* _EXERCISE GOAL_: Provide nothing but the number of lines containing the string "values".

* _ENTRIES SUPPLIED_:
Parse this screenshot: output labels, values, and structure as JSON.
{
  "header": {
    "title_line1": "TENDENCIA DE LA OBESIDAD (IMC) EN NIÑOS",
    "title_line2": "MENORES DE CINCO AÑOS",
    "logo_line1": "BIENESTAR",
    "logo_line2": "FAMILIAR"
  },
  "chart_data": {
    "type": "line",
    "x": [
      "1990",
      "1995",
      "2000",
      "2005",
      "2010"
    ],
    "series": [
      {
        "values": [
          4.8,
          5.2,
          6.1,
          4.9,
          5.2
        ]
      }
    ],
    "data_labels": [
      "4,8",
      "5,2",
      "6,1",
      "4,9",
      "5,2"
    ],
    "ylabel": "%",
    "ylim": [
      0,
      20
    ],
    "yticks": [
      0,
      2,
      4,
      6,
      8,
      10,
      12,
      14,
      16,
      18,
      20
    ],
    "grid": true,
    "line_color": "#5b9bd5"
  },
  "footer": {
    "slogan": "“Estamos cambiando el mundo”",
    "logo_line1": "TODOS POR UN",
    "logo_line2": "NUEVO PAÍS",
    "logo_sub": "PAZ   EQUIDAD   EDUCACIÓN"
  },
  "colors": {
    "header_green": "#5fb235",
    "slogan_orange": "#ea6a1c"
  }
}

* _THE SOLUTION_: 2